| Ziel |
Kannst du die Zeilen zwischen der Zeile mit „list-item[interactable]: VintageFx VintageFx“ und der Zeile mit „loop-icon — [10, 15, 36, 41]“, beide eingeschlossen, wortgetreu wiedergeben?

| Zeilen zur Aufgabe |
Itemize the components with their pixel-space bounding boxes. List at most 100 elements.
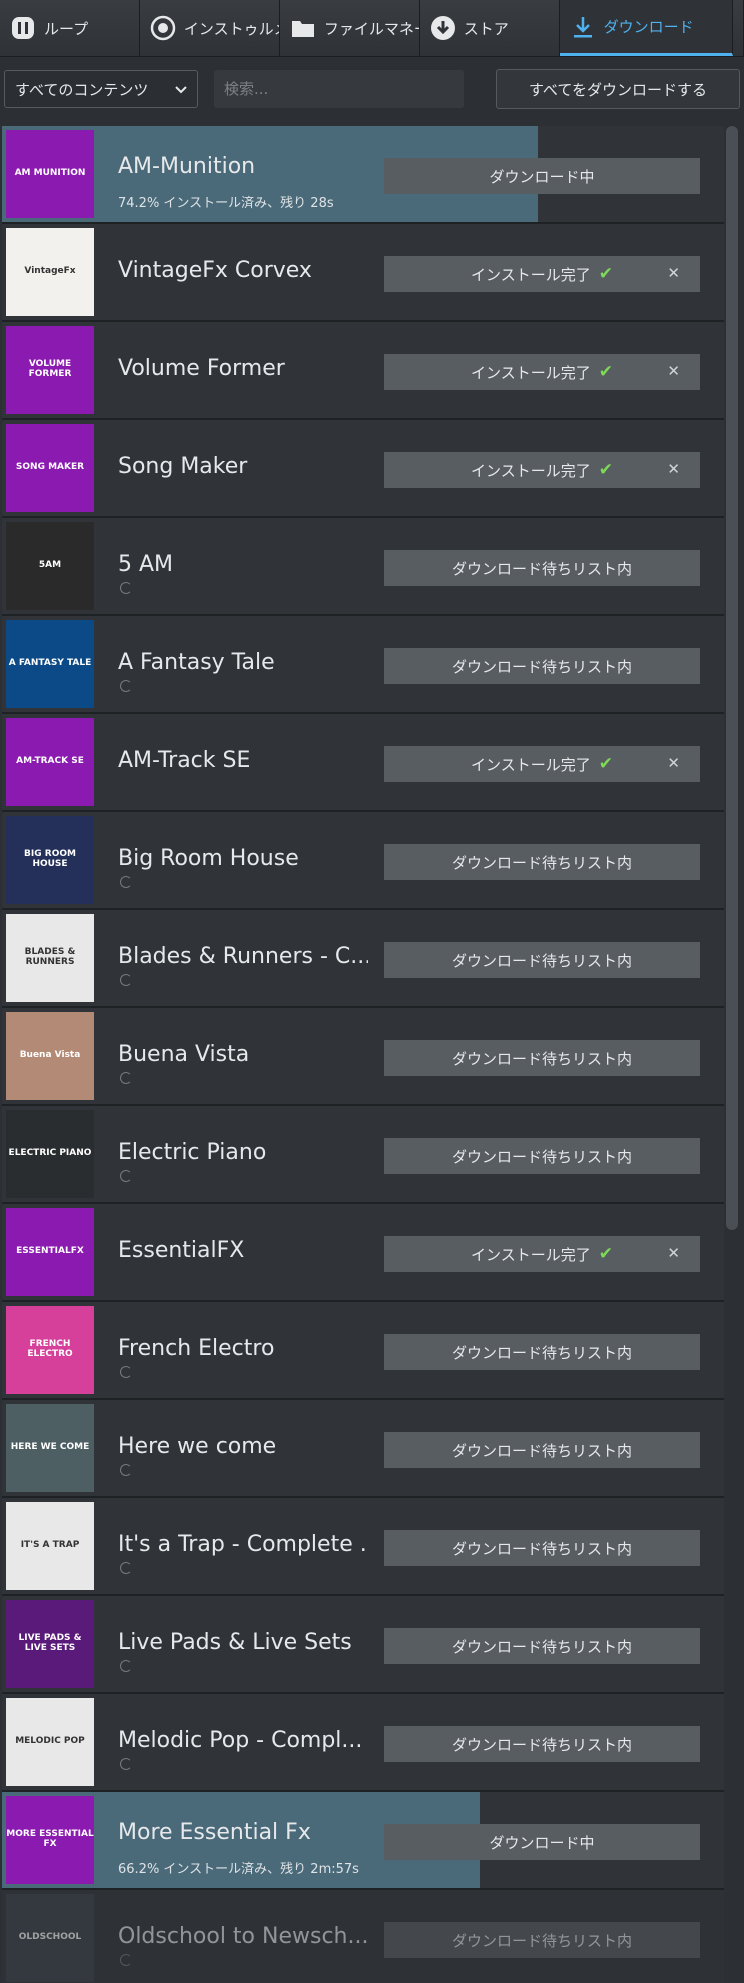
list-item[interactable]: VintageFx VintageFx Corvex インストール完了 ✔ ✕ — [2, 224, 724, 322]
status-label: ダウンロード待ちリスト内 — [451, 559, 632, 578]
list-item[interactable]: FRENCH ELECTRO French Electro ダウンロード待ちリスト内 — [2, 1302, 724, 1400]
status-button[interactable]: ダウンロード待ちリスト内 — [384, 1040, 700, 1076]
thumbnail-label: VOLUME FORMER — [28, 359, 72, 379]
product-thumbnail: A FANTASY TALE — [6, 620, 94, 708]
thumbnail-label: ESSENTIALFX — [16, 1246, 84, 1257]
pending-spinner-icon — [120, 1464, 132, 1476]
status-button[interactable]: ダウンロード待ちリスト内 — [384, 550, 700, 586]
item-name: French Electro — [118, 1336, 275, 1361]
thumbnail-label: VintageFx — [24, 266, 76, 277]
loop-icon — [10, 15, 36, 41]
list-item[interactable]: OLDSCHOOL Oldschool to Newsch... ダウンロード待ちリ… — [2, 1890, 724, 1983]
pending-spinner-icon — [120, 1562, 132, 1574]
product-thumbnail: AM MUNITION — [6, 130, 94, 218]
content-filter-select[interactable]: すべてのコンテンツ — [4, 70, 198, 108]
pending-spinner-icon — [120, 1366, 132, 1378]
status-button[interactable]: ダウンロード待ちリスト内 — [384, 1922, 700, 1958]
status-label: ダウンロード待ちリスト内 — [451, 853, 632, 872]
product-thumbnail: HERE WE COME — [6, 1404, 94, 1492]
status-label: インストール完了 — [471, 461, 591, 480]
item-name: Big Room House — [118, 846, 299, 871]
thumbnail-label: MORE ESSENTIAL FX — [6, 1829, 94, 1849]
pending-spinner-icon — [120, 1954, 132, 1966]
status-button[interactable]: ダウンロード待ちリスト内 — [384, 1726, 700, 1762]
list-item[interactable]: SONG MAKER Song Maker インストール完了 ✔ ✕ — [2, 420, 724, 518]
status-button[interactable]: インストール完了 ✔ ✕ — [384, 746, 700, 782]
store-icon — [430, 15, 456, 41]
status-button[interactable]: インストール完了 ✔ ✕ — [384, 1236, 700, 1272]
close-icon[interactable]: ✕ — [667, 362, 680, 380]
status-label: インストール完了 — [471, 363, 591, 382]
list-item[interactable]: AM MUNITION AM-Munition 74.2% インストール済み、残り … — [2, 126, 724, 224]
product-thumbnail: BLADES & RUNNERS — [6, 914, 94, 1002]
close-icon[interactable]: ✕ — [667, 264, 680, 282]
status-button[interactable]: ダウンロード待ちリスト内 — [384, 648, 700, 684]
tab-loop[interactable]: ループ — [0, 0, 140, 56]
list-item[interactable]: A FANTASY TALE A Fantasy Tale ダウンロード待ちリスト内 — [2, 616, 724, 714]
checkmark-icon: ✔ — [598, 754, 613, 774]
tab-store[interactable]: ストア — [419, 0, 560, 56]
download-list[interactable]: AM MUNITION AM-Munition 74.2% インストール済み、残り … — [2, 126, 724, 1983]
status-label: インストール完了 — [471, 265, 591, 284]
thumbnail-label: ELECTRIC PIANO — [8, 1148, 92, 1159]
status-button[interactable]: ダウンロード待ちリスト内 — [384, 1334, 700, 1370]
product-thumbnail: VintageFx — [6, 228, 94, 316]
thumbnail-label: MELODIC POP — [15, 1736, 85, 1747]
download-all-button[interactable]: すべてをダウンロードする — [496, 69, 740, 109]
scrollbar[interactable] — [726, 126, 738, 1983]
list-item[interactable]: Buena Vista Buena Vista ダウンロード待ちリスト内 — [2, 1008, 724, 1106]
status-button[interactable]: ダウンロード中 — [384, 158, 700, 194]
tab-label: ファイルマネー... — [323, 19, 419, 38]
checkmark-icon: ✔ — [598, 264, 613, 284]
list-item[interactable]: BIG ROOM HOUSE Big Room House ダウンロード待ちリスト内 — [2, 812, 724, 910]
item-name: Melodic Pop - Compl... — [118, 1728, 363, 1753]
status-button[interactable]: インストール完了 ✔ ✕ — [384, 354, 700, 390]
list-item[interactable]: BLADES & RUNNERS Blades & Runners - C... ダ… — [2, 910, 724, 1008]
tab-instrument[interactable]: インストゥルメ... — [139, 0, 280, 56]
status-label: ダウンロード待ちリスト内 — [451, 1343, 632, 1362]
pending-spinner-icon — [120, 1758, 132, 1770]
checkmark-icon: ✔ — [598, 1244, 613, 1264]
tab-folder[interactable]: ファイルマネー... — [279, 0, 420, 56]
tab-label: ダウンロード — [603, 18, 694, 36]
thumbnail-label: HERE WE COME — [10, 1442, 90, 1453]
status-button[interactable]: インストール完了 ✔ ✕ — [384, 452, 700, 488]
status-button[interactable]: ダウンロード待ちリスト内 — [384, 1138, 700, 1174]
status-button[interactable]: ダウンロード待ちリスト内 — [384, 1530, 700, 1566]
thumbnail-label: BIG ROOM HOUSE — [24, 849, 76, 869]
status-button[interactable]: ダウンロード待ちリスト内 — [384, 942, 700, 978]
item-name: Blades & Runners - C... — [118, 944, 368, 969]
checkmark-icon: ✔ — [598, 362, 613, 382]
status-label: ダウンロード待ちリスト内 — [451, 1441, 632, 1460]
list-item[interactable]: AM-TRACK SE AM-Track SE インストール完了 ✔ ✕ — [2, 714, 724, 812]
list-item[interactable]: ESSENTIALFX EssentialFX インストール完了 ✔ ✕ — [2, 1204, 724, 1302]
close-icon[interactable]: ✕ — [667, 460, 680, 478]
list-item[interactable]: LIVE PADS & LIVE SETS Live Pads & Live Se… — [2, 1596, 724, 1694]
list-item[interactable]: VOLUME FORMER Volume Former インストール完了 ✔ ✕ — [2, 322, 724, 420]
list-item[interactable]: ELECTRIC PIANO Electric Piano ダウンロード待ちリスト内 — [2, 1106, 724, 1204]
close-icon[interactable]: ✕ — [667, 1244, 680, 1262]
status-button[interactable]: ダウンロード中 — [384, 1824, 700, 1860]
item-name: Electric Piano — [118, 1140, 267, 1165]
thumbnail-label: FRENCH ELECTRO — [27, 1339, 73, 1359]
status-label: ダウンロード中 — [489, 1833, 595, 1852]
toolbar: すべてのコンテンツ すべてをダウンロードする — [0, 60, 744, 118]
status-button[interactable]: インストール完了 ✔ ✕ — [384, 256, 700, 292]
product-thumbnail: MORE ESSENTIAL FX — [6, 1796, 94, 1884]
download-icon — [570, 14, 596, 40]
close-icon[interactable]: ✕ — [667, 754, 680, 772]
status-label: ダウンロード中 — [489, 167, 595, 186]
list-item[interactable]: IT'S A TRAP It's a Trap - Complete ... ダウン… — [2, 1498, 724, 1596]
status-button[interactable]: ダウンロード待ちリスト内 — [384, 1432, 700, 1468]
scrollbar-thumb[interactable] — [726, 126, 738, 1230]
list-item[interactable]: 5AM 5 AM ダウンロード待ちリスト内 — [2, 518, 724, 616]
status-button[interactable]: ダウンロード待ちリスト内 — [384, 844, 700, 880]
list-item[interactable]: MELODIC POP Melodic Pop - Compl... ダウンロード待… — [2, 1694, 724, 1792]
list-item[interactable]: HERE WE COME Here we come ダウンロード待ちリスト内 — [2, 1400, 724, 1498]
list-item[interactable]: MORE ESSENTIAL FX More Essential Fx 66.2% … — [2, 1792, 724, 1890]
thumbnail-label: SONG MAKER — [15, 462, 85, 473]
tab-download[interactable]: ダウンロード — [559, 0, 733, 56]
status-button[interactable]: ダウンロード待ちリスト内 — [384, 1628, 700, 1664]
instrument-icon — [150, 15, 176, 41]
search-input[interactable] — [214, 70, 464, 108]
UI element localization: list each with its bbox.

| Lösung |
list-item[interactable]: VintageFx VintageFx Corvex インストール完了 ✔ ✕ — [2, 224, 724, 322]
status-label: ダウンロード待ちリスト内 — [451, 559, 632, 578]
list-item[interactable]: FRENCH ELECTRO French Electro ダウンロード待ちリスト内 — [2, 1302, 724, 1400]
status-button[interactable]: ダウンロード待ちリスト内 — [384, 1040, 700, 1076]
thumbnail-label: VOLUME FORMER — [28, 359, 72, 379]
product-thumbnail: A FANTASY TALE — [6, 620, 94, 708]
thumbnail-label: ESSENTIALFX — [16, 1246, 84, 1257]
pending-spinner-icon — [120, 1464, 132, 1476]
status-button[interactable]: ダウンロード待ちリスト内 — [384, 550, 700, 586]
item-name: French Electro — [118, 1336, 275, 1361]
thumbnail-label: VintageFx — [24, 266, 76, 277]
loop-icon — [10, 15, 36, 41]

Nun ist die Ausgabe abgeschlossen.